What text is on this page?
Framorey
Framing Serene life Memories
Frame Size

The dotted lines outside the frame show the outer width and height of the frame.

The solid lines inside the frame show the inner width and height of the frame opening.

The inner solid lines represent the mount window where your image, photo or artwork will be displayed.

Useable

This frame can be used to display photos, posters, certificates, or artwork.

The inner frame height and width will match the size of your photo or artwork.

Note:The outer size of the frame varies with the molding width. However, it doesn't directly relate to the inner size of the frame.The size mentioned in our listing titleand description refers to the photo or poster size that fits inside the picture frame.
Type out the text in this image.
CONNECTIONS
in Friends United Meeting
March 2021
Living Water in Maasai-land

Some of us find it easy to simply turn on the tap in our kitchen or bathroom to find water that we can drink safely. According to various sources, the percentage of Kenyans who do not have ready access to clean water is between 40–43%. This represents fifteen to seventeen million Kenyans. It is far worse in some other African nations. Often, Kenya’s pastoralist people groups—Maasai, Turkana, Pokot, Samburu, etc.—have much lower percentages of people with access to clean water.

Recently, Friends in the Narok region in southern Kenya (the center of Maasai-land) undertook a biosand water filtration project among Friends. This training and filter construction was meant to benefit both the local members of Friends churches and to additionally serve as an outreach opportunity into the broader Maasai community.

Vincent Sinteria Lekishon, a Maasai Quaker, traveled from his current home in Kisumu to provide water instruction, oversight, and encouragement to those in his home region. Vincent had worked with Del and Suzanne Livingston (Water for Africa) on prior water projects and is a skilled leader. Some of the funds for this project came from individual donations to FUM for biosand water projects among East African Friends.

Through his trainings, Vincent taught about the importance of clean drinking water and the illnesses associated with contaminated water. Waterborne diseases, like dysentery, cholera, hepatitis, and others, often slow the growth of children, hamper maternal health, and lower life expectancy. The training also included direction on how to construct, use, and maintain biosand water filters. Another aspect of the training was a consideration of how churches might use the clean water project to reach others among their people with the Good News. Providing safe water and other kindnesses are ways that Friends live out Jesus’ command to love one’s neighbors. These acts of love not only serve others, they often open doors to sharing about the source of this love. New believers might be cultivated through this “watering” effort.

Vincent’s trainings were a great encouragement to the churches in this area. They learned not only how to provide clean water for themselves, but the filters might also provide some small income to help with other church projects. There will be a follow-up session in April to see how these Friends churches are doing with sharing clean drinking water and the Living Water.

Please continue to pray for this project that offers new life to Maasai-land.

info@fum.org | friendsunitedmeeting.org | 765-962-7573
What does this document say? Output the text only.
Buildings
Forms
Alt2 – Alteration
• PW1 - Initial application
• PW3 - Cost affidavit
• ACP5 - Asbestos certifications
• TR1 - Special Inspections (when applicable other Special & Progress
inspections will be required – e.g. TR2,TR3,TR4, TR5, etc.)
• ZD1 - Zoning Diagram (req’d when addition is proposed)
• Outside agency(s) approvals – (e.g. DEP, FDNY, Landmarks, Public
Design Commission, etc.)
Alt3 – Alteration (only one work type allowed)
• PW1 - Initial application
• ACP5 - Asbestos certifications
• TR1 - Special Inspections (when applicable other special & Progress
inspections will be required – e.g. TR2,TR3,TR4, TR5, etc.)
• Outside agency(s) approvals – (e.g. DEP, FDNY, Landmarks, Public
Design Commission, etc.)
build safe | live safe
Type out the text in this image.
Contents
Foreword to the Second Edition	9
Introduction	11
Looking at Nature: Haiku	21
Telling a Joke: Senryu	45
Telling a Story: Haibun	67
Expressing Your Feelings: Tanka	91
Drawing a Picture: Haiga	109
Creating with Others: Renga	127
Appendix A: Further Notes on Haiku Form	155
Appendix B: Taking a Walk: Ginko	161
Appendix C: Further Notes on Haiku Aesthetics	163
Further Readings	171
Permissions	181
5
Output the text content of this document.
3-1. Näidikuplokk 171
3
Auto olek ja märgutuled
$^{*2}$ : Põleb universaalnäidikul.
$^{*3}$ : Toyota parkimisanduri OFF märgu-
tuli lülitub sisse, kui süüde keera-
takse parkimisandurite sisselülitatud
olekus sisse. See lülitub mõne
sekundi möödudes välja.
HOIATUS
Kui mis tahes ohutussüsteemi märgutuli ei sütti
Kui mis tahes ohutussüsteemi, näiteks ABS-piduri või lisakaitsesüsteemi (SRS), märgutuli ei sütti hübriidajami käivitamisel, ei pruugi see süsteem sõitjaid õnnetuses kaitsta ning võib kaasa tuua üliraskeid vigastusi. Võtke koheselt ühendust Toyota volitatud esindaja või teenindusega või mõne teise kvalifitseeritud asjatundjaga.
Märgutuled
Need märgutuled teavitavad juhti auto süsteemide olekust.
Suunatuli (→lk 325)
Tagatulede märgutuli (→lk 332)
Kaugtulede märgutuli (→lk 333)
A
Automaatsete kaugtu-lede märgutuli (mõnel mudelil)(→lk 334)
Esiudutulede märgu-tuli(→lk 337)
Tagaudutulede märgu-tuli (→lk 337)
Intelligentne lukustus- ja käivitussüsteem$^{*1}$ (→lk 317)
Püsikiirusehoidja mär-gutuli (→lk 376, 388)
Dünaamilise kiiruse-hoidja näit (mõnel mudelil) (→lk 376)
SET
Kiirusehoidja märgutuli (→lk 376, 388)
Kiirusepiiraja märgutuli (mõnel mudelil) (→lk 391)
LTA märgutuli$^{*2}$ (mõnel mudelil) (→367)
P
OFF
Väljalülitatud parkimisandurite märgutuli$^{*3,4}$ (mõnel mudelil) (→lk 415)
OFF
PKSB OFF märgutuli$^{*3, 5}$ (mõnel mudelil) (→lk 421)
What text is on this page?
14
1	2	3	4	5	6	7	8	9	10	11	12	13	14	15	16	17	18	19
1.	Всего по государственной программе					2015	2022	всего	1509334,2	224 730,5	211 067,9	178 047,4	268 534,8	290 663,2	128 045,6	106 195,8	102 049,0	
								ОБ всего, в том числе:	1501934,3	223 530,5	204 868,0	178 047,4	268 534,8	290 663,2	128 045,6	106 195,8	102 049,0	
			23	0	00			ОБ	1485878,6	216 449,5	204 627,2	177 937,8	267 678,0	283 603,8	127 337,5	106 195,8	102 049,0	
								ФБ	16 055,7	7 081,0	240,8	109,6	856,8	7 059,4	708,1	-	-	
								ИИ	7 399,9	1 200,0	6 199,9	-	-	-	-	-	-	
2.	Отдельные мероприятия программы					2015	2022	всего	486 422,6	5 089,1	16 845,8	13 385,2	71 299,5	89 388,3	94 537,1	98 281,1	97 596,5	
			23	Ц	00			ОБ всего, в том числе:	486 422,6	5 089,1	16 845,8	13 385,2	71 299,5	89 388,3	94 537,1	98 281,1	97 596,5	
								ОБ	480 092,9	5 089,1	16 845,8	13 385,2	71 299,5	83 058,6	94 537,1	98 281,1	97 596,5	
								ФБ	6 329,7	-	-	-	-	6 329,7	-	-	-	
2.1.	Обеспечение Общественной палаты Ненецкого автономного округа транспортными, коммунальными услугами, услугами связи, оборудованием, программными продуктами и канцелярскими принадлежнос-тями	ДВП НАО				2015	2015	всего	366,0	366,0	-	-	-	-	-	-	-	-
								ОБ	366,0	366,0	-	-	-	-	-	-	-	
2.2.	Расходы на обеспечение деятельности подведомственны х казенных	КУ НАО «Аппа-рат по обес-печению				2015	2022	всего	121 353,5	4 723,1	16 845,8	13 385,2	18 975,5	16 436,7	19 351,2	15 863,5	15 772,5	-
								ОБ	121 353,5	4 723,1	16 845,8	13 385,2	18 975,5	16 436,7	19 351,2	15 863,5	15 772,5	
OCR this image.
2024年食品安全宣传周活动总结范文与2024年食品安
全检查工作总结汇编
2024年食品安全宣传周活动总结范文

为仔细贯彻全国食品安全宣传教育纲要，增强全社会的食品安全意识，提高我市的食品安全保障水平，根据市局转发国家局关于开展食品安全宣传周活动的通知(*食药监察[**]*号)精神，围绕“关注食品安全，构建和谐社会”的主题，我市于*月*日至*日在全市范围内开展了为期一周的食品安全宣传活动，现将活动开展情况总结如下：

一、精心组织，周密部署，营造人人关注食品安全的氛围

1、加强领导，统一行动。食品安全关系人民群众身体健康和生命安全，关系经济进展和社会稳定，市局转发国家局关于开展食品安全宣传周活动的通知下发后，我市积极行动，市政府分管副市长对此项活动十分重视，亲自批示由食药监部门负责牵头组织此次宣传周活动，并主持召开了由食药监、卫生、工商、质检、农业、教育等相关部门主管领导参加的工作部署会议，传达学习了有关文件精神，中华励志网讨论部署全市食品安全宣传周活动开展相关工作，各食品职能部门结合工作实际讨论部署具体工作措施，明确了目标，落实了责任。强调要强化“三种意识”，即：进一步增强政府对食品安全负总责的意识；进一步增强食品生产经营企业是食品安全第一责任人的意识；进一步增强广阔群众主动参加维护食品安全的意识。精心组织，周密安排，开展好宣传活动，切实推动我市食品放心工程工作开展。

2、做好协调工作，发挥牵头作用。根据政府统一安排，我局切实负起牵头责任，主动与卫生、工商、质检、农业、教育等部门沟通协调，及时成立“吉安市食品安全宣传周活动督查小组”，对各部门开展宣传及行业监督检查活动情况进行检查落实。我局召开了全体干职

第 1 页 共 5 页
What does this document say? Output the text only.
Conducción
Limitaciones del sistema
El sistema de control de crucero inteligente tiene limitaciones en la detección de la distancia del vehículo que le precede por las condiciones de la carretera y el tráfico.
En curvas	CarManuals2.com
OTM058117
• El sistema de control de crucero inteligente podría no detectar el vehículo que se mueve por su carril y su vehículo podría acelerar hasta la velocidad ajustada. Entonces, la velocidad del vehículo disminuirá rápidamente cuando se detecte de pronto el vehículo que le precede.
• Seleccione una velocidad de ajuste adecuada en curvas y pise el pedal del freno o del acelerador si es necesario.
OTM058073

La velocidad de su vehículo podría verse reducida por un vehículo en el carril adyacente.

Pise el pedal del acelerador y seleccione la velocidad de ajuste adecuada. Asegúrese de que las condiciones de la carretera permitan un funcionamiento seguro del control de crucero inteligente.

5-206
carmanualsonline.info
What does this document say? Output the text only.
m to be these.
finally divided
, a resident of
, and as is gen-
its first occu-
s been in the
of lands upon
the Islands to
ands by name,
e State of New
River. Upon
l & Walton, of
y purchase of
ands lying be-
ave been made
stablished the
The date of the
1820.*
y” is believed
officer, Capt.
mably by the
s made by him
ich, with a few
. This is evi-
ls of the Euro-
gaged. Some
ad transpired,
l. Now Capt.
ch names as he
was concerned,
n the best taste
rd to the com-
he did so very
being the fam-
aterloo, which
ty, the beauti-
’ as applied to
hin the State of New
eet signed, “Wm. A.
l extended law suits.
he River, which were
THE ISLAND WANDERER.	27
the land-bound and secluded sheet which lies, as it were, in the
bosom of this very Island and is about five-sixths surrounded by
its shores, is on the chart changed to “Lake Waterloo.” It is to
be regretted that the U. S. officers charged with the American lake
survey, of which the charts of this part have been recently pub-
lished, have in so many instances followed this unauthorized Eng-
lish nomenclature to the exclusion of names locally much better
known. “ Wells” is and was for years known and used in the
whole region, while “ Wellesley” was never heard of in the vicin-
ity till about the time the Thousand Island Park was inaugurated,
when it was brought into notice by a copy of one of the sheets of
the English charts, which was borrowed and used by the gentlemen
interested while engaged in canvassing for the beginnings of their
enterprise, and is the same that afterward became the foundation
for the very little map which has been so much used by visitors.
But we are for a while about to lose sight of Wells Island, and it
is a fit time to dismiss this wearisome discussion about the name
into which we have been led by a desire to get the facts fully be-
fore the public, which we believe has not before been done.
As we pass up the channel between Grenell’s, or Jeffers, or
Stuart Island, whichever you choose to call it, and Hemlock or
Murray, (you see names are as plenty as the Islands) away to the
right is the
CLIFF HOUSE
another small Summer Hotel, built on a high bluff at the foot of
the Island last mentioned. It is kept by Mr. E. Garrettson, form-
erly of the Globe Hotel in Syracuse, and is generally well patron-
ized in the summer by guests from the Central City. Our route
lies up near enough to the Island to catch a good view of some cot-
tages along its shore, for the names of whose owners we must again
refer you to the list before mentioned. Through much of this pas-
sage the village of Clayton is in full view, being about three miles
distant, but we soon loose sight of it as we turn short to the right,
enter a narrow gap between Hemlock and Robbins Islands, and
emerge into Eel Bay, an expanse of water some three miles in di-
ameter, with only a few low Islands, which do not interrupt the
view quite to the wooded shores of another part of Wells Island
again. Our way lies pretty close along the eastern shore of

DESCRIPTION OF THE TASK: Of the lines in the data, how many hold the string "outer"? State the number, nothing else.

RESPONSE: 2